WRITTEN EXERCISE:
Write out the entries verbatim and leave the images out of the copy.

INPUT ROWS:
---------------

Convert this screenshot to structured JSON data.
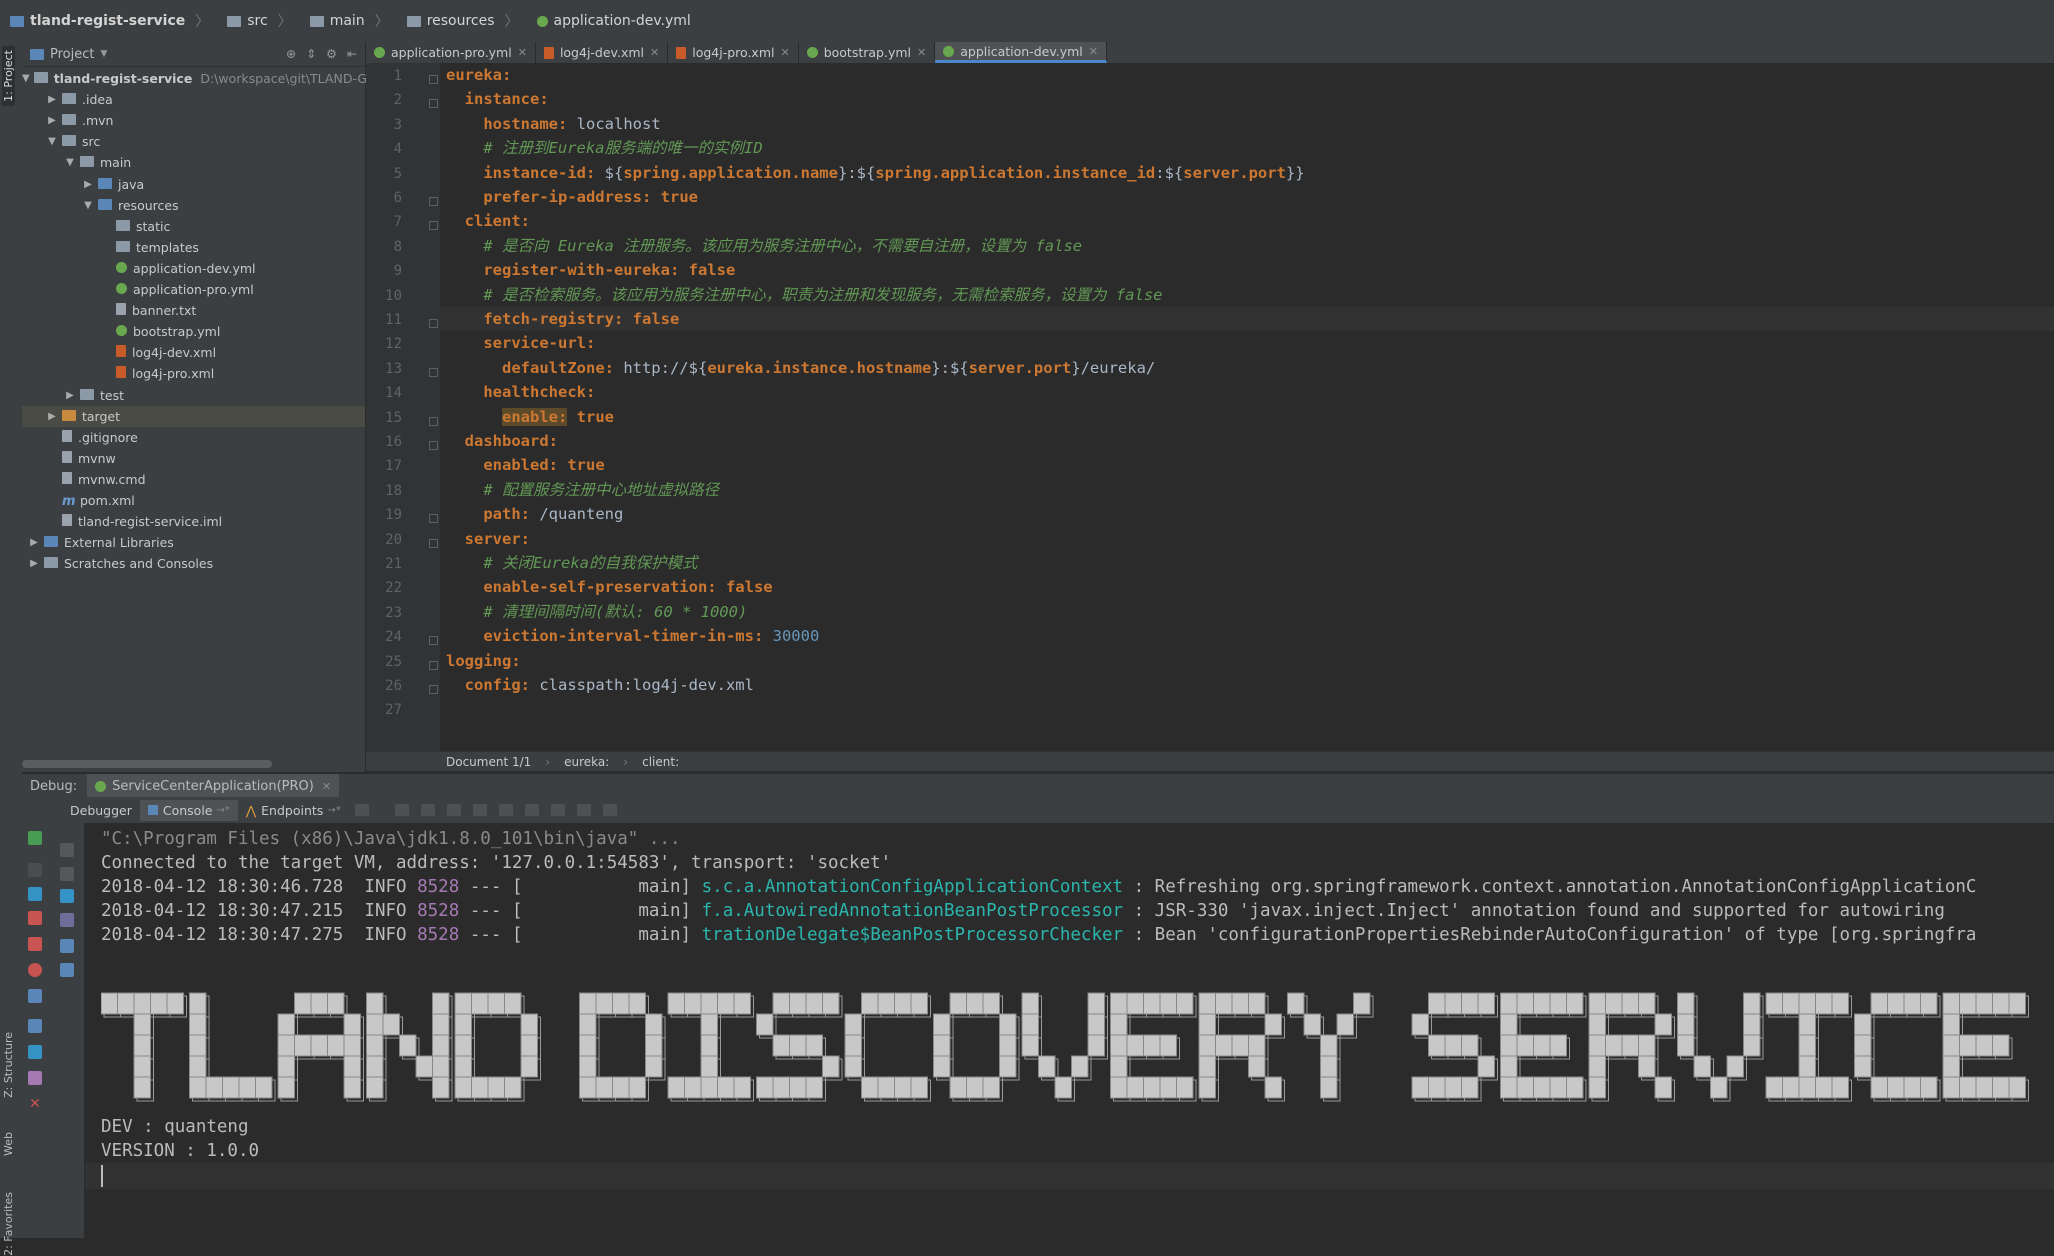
{
  "breadcrumb": [
    "tland-regist-service",
    "src",
    "main",
    "resources",
    "application-dev.yml"
  ],
  "left_strip": {
    "project": "1: Project",
    "structure": "Z: Structure",
    "web": "Web",
    "favorites": "2: Favorites"
  },
  "project_panel": {
    "title": "Project",
    "tree": [
      {
        "label": "tland-regist-service",
        "hint": "D:\\workspace\\git\\TLAND-GPLU",
        "icon": "folder-icon",
        "expanded": true
      },
      {
        "label": ".idea",
        "icon": "folder-icon"
      },
      {
        "label": ".mvn",
        "icon": "folder-icon"
      },
      {
        "label": "src",
        "icon": "folder-icon",
        "expanded": true
      },
      {
        "label": "main",
        "icon": "folder-icon",
        "expanded": true
      },
      {
        "label": "java",
        "icon": "folder-icon"
      },
      {
        "label": "resources",
        "icon": "folder-icon",
        "expanded": true
      },
      {
        "label": "static",
        "icon": "folder-icon"
      },
      {
        "label": "templates",
        "icon": "folder-icon"
      },
      {
        "label": "application-dev.yml",
        "icon": "yml-icon"
      },
      {
        "label": "application-pro.yml",
        "icon": "yml-icon"
      },
      {
        "label": "banner.txt",
        "icon": "file-icon"
      },
      {
        "label": "bootstrap.yml",
        "icon": "yml-icon"
      },
      {
        "label": "log4j-dev.xml",
        "icon": "xml-icon"
      },
      {
        "label": "log4j-pro.xml",
        "icon": "xml-icon"
      },
      {
        "label": "test",
        "icon": "folder-icon"
      },
      {
        "label": "target",
        "icon": "folder-icon"
      },
      {
        "label": ".gitignore",
        "icon": "file-icon"
      },
      {
        "label": "mvnw",
        "icon": "file-icon"
      },
      {
        "label": "mvnw.cmd",
        "icon": "file-icon"
      },
      {
        "label": "pom.xml",
        "icon": "maven-icon"
      },
      {
        "label": "tland-regist-service.iml",
        "icon": "file-icon"
      },
      {
        "label": "External Libraries",
        "icon": "library-icon"
      },
      {
        "label": "Scratches and Consoles",
        "icon": "scratch-icon"
      }
    ]
  },
  "editor": {
    "tabs": [
      "application-pro.yml",
      "log4j-dev.xml",
      "log4j-pro.xml",
      "bootstrap.yml",
      "application-dev.yml"
    ],
    "active_tab": "application-dev.yml",
    "line_numbers": [
      "1",
      "2",
      "3",
      "4",
      "5",
      "6",
      "7",
      "8",
      "9",
      "10",
      "11",
      "12",
      "13",
      "14",
      "15",
      "16",
      "17",
      "18",
      "19",
      "20",
      "21",
      "22",
      "23",
      "24",
      "25",
      "26",
      "27"
    ],
    "lines": [
      "eureka:",
      "  instance:",
      "    hostname: localhost",
      "    # 注册到Eureka服务端的唯一的实例ID",
      "    instance-id: ${spring.application.name}:${spring.application.instance_id:${server.port}}",
      "    prefer-ip-address: true",
      "  client:",
      "    # 是否向 Eureka 注册服务。该应用为服务注册中心，不需要自注册，设置为 false",
      "    register-with-eureka: false",
      "    # 是否检索服务。该应用为服务注册中心，职责为注册和发现服务，无需检索服务，设置为 false",
      "    fetch-registry: false",
      "    service-url:",
      "      defaultZone: http://${eureka.instance.hostname}:${server.port}/eureka/",
      "    healthcheck:",
      "      enable: true",
      "  dashboard:",
      "    enabled: true",
      "    # 配置服务注册中心地址虚拟路径",
      "    path: /quanteng",
      "  server:",
      "    # 关闭Eureka的自我保护模式",
      "    enable-self-preservation: false",
      "    # 清理间隔时间(默认: 60 * 1000)",
      "    eviction-interval-timer-in-ms: 30000",
      "logging:",
      "  config: classpath:log4j-dev.xml",
      ""
    ],
    "status": [
      "Document 1/1",
      "eureka:",
      "client:"
    ]
  },
  "debug": {
    "label": "Debug:",
    "run_config": "ServiceCenterApplication(PRO)",
    "tabs": [
      "Debugger",
      "Console",
      "Endpoints"
    ],
    "console_lines": {
      "l1": "\"C:\\Program Files (x86)\\Java\\jdk1.8.0_101\\bin\\java\" ...",
      "l2": "Connected to the target VM, address: '127.0.0.1:54583', transport: 'socket'",
      "logs": [
        {
          "ts": "2018-04-12 18:30:46.728",
          "level": "INFO",
          "pid": "8528",
          "thread": "--- [           main]",
          "cls": "s.c.a.AnnotationConfigApplicationContext",
          "msg": " : Refreshing org.springframework.context.annotation.AnnotationConfigApplicationC"
        },
        {
          "ts": "2018-04-12 18:30:47.215",
          "level": "INFO",
          "pid": "8528",
          "thread": "--- [           main]",
          "cls": "f.a.AutowiredAnnotationBeanPostProcessor",
          "msg": " : JSR-330 'javax.inject.Inject' annotation found and supported for autowiring"
        },
        {
          "ts": "2018-04-12 18:30:47.275",
          "level": "INFO",
          "pid": "8528",
          "thread": "--- [           main]",
          "cls": "trationDelegate$BeanPostProcessorChecker",
          "msg": " : Bean 'configurationPropertiesRebinderAutoConfiguration' of type [org.springfra"
        }
      ],
      "banner": "TLAND DISCOVERY SERVICE",
      "dev": "DEV : quanteng",
      "version": "VERSION : 1.0.0"
    }
  },
  "colors": {
    "accent": "#4a88c7",
    "keyword": "#cc7832",
    "comment": "#629755",
    "number": "#6897bb",
    "logger": "#2bb5ad"
  }
}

---------------

SOLUTION:
Convert this screenshot to structured JSON data.
{
  "breadcrumb": [
    "tland-regist-service",
    "src",
    "main",
    "resources",
    "application-dev.yml"
  ],
  "left_strip": {
    "project": "1: Project",
    "structure": "Z: Structure",
    "web": "Web",
    "favorites": "2: Favorites"
  },
  "project_panel": {
    "title": "Project",
    "tree": [
      {
        "label": "tland-regist-service",
        "hint": "D:\\workspace\\git\\TLAND-GPLU",
        "icon": "folder-icon",
        "expanded": true
      },
      {
        "label": ".idea",
        "icon": "folder-icon"
      },
      {
        "label": ".mvn",
        "icon": "folder-icon"
      },
      {
        "label": "src",
        "icon": "folder-icon",
        "expanded": true
      },
      {
        "label": "main",
        "icon": "folder-icon",
        "expanded": true
      },
      {
        "label": "java",
        "icon": "folder-icon"
      },
      {
        "label": "resources",
        "icon": "folder-icon",
        "expanded": true
      },
      {
        "label": "static",
        "icon": "folder-icon"
      },
      {
        "label": "templates",
        "icon": "folder-icon"
      },
      {
        "label": "application-dev.yml",
        "icon": "yml-icon"
      },
      {
        "label": "application-pro.yml",
        "icon": "yml-icon"
      },
      {
        "label": "banner.txt",
        "icon": "file-icon"
      },
      {
        "label": "bootstrap.yml",
        "icon": "yml-icon"
      },
      {
        "label": "log4j-dev.xml",
        "icon": "xml-icon"
      },
      {
        "label": "log4j-pro.xml",
        "icon": "xml-icon"
      },
      {
        "label": "test",
        "icon": "folder-icon"
      },
      {
        "label": "target",
        "icon": "folder-icon"
      },
      {
        "label": ".gitignore",
        "icon": "file-icon"
      },
      {
        "label": "mvnw",
        "icon": "file-icon"
      },
      {
        "label": "mvnw.cmd",
        "icon": "file-icon"
      },
      {
        "label": "pom.xml",
        "icon": "maven-icon"
      },
      {
        "label": "tland-regist-service.iml",
        "icon": "file-icon"
      },
      {
        "label": "External Libraries",
        "icon": "library-icon"
      },
      {
        "label": "Scratches and Consoles",
        "icon": "scratch-icon"
      }
    ]
  },
  "editor": {
    "tabs": [
      "application-pro.yml",
      "log4j-dev.xml",
      "log4j-pro.xml",
      "bootstrap.yml",
      "application-dev.yml"
    ],
    "active_tab": "application-dev.yml",
    "line_numbers": [
      "1",
      "2",
      "3",
      "4",
      "5",
      "6",
      "7",
      "8",
      "9",
      "10",
      "11",
      "12",
      "13",
      "14",
      "15",
      "16",
      "17",
      "18",
      "19",
      "20",
      "21",
      "22",
      "23",
      "24",
      "25",
      "26",
      "27"
    ],
    "lines": [
      "eureka:",
      "  instance:",
      "    hostname: localhost",
      "    # 注册到Eureka服务端的唯一的实例ID",
      "    instance-id: ${spring.application.name}:${spring.application.instance_id:${server.port}}",
      "    prefer-ip-address: true",
      "  client:",
      "    # 是否向 Eureka 注册服务。该应用为服务注册中心，不需要自注册，设置为 false",
      "    register-with-eureka: false",
      "    # 是否检索服务。该应用为服务注册中心，职责为注册和发现服务，无需检索服务，设置为 false",
      "    fetch-registry: false",
      "    service-url:",
      "      defaultZone: http://${eureka.instance.hostname}:${server.port}/eureka/",
      "    healthcheck:",
      "      enable: true",
      "  dashboard:",
      "    enabled: true",
      "    # 配置服务注册中心地址虚拟路径",
      "    path: /quanteng",
      "  server:",
      "    # 关闭Eureka的自我保护模式",
      "    enable-self-preservation: false",
      "    # 清理间隔时间(默认: 60 * 1000)",
      "    eviction-interval-timer-in-ms: 30000",
      "logging:",
      "  config: classpath:log4j-dev.xml",
      ""
    ],
    "status": [
      "Document 1/1",
      "eureka:",
      "client:"
    ]
  },
  "debug": {
    "label": "Debug:",
    "run_config": "ServiceCenterApplication(PRO)",
    "tabs": [
      "Debugger",
      "Console",
      "Endpoints"
    ],
    "console_lines": {
      "l1": "\"C:\\Program Files (x86)\\Java\\jdk1.8.0_101\\bin\\java\" ...",
      "l2": "Connected to the target VM, address: '127.0.0.1:54583', transport: 'socket'",
      "logs": [
        {
          "ts": "2018-04-12 18:30:46.728",
          "level": "INFO",
          "pid": "8528",
          "thread": "--- [           main]",
          "cls": "s.c.a.AnnotationConfigApplicationContext",
          "msg": " : Refreshing org.springframework.context.annotation.AnnotationConfigApplicationC"
        },
        {
          "ts": "2018-04-12 18:30:47.215",
          "level": "INFO",
          "pid": "8528",
          "thread": "--- [           main]",
          "cls": "f.a.AutowiredAnnotationBeanPostProcessor",
          "msg": " : JSR-330 'javax.inject.Inject' annotation found and supported for autowiring"
        },
        {
          "ts": "2018-04-12 18:30:47.275",
          "level": "INFO",
          "pid": "8528",
          "thread": "--- [           main]",
          "cls": "trationDelegate$BeanPostProcessorChecker",
          "msg": " : Bean 'configurationPropertiesRebinderAutoConfiguration' of type [org.springfra"
        }
      ],
      "banner": "TLAND DISCOVERY SERVICE",
      "dev": "DEV : quanteng",
      "version": "VERSION : 1.0.0"
    }
  },
  "colors": {
    "accent": "#4a88c7",
    "keyword": "#cc7832",
    "comment": "#629755",
    "number": "#6897bb",
    "logger": "#2bb5ad"
  }
}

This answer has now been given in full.